Monday this week was a dark day for engineering.
Six railway engineers - among them chartered professionals - stood in the dock at Hertfordshire Magistrates Court Crown to face manslaughter charges levelled against them for their role in the Hatfield rail crash of October 2000.
That they were there simply highlights the absurdity of society's ever-increasing desire 'to see someone pay'. It highlights the growing trend by the public and the media to look for someone to blame and make an example of them.
And it highlights the State's willingness to pander to this stomach-churning blood-lust.
Every day on the railways there are engineers of all ages and disciplines making decisions. Some of these decisions are easy, routine and unambiguous. Others are more difficult and require more analysis.
Regardless of the scale of decision, at every point along the way risks are being assessed, consequences of actions thought through and the appropriate steps taken to manage the outcomes.
That is what engineers do.
We do it on the roads. We do it in power stations. We do it on coastal defence and flood prevention work. We do it at water treatment plants. We do it at airports. We do it when constructing tunnels and when maintaining hospitals.
Put simply, we provide the public with predictable outcomes to the highly complex systems that enable modern life to function.
And we do it very well.
Perhaps too well. The fact is that the public now has little comprehension of just how complex and 'risky' these taken-for-granted niceties remain.
It is right that we have worked hard to make life safer.
Certainly we should never underplay our responsibilities to the public to ensure that this is continued and constantly improved. If we neglect these duties then the Health & Safety at Work Act is there to censure.
----
Aim of the exercise:
Return, word for word, the part of the commentary on the Hatfield rail crash prosecutions that begins with the words containing "That they were" and ends with "this stomach-churning blood-lust.".

Given data:
----
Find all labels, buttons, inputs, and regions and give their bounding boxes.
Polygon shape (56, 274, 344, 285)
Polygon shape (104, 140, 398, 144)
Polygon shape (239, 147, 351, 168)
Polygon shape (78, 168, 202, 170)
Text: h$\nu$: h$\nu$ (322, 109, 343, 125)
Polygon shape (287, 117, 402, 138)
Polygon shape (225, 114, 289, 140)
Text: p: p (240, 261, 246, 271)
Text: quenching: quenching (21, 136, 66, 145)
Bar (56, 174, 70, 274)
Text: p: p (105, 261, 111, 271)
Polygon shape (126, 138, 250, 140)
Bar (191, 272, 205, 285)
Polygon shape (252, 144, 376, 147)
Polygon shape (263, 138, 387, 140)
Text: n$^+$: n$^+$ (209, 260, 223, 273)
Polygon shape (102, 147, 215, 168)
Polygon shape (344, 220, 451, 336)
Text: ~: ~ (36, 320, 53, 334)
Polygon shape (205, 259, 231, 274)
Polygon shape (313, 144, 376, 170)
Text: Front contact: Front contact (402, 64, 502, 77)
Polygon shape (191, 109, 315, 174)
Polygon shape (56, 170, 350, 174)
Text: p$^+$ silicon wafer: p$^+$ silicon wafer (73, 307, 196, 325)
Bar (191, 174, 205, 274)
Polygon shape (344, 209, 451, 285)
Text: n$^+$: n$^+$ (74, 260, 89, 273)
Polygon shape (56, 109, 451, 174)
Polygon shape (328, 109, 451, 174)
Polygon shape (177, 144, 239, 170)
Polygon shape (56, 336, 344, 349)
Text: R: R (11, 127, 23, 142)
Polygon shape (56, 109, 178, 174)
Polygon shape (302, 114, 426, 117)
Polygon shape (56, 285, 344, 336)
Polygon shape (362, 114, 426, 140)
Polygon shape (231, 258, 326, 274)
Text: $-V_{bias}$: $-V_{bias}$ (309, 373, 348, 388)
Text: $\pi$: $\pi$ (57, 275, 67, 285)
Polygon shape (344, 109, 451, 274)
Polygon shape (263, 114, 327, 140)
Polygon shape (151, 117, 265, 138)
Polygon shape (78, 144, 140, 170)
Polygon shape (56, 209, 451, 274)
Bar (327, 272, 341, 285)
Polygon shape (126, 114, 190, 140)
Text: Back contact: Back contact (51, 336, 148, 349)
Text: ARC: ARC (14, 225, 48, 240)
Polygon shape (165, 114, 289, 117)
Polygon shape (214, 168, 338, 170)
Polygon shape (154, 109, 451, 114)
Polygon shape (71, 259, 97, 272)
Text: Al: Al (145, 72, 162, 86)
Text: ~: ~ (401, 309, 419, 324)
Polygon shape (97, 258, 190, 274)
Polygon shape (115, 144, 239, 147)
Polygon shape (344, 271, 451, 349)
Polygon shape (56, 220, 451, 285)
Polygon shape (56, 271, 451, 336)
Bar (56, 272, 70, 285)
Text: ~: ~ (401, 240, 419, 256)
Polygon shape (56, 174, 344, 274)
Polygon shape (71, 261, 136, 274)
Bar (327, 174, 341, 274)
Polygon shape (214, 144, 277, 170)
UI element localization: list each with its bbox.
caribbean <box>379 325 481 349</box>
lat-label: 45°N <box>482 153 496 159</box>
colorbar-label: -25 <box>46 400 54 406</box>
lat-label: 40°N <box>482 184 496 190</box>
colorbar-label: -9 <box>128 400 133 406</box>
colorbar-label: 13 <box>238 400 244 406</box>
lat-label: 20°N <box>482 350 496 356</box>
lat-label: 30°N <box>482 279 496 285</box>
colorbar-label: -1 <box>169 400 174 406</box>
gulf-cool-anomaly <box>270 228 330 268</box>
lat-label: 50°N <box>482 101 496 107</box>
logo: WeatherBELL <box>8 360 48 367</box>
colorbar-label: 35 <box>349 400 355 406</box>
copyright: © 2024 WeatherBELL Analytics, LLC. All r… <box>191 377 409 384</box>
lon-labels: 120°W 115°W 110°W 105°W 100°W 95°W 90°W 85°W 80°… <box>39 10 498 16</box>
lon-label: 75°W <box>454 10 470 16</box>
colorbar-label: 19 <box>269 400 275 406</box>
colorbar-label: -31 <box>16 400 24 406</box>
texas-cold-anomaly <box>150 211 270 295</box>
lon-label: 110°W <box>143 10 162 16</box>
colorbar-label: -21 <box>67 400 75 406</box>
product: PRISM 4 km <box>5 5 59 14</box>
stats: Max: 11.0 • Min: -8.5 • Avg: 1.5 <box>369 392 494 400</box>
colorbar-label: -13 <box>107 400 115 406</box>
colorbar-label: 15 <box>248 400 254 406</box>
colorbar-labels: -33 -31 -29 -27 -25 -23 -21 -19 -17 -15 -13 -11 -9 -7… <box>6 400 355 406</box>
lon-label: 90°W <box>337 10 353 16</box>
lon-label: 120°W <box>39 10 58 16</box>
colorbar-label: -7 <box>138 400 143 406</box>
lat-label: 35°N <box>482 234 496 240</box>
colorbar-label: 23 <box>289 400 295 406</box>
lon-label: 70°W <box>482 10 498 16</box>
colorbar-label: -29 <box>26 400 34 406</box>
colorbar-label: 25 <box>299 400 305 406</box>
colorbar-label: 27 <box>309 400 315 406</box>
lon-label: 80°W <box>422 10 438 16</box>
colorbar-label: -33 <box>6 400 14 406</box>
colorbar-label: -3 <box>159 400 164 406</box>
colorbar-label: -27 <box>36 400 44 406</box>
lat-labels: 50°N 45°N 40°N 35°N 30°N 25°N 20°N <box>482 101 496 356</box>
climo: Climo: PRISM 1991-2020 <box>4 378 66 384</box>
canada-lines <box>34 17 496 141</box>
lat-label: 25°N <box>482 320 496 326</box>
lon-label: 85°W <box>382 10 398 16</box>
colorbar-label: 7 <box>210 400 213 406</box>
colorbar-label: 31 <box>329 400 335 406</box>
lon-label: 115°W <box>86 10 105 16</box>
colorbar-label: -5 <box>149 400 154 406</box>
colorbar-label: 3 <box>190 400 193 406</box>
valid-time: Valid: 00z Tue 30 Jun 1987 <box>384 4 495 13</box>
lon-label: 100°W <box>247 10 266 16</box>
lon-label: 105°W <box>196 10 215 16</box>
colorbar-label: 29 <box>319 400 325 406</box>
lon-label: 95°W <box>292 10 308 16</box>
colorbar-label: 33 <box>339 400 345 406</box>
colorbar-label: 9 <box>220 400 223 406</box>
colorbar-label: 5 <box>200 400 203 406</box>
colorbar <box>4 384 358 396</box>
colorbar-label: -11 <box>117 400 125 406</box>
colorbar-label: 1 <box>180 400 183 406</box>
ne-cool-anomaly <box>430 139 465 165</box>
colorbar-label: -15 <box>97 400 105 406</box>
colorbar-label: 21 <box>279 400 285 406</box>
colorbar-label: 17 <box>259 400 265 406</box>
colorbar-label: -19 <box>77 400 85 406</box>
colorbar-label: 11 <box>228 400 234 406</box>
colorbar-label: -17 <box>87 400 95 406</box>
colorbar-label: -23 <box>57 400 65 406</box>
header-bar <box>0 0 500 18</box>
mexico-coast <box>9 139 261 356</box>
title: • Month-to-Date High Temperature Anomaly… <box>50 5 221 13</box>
----
Response box:
That they were there simply highlights the absurdity of society's ever-increasing desire 'to see someone pay'. It highlights the growing trend by the public and the media to look for someone to blame and make an example of them.
And it highlights the State's willingness to pander to this stomach-churning blood-lust.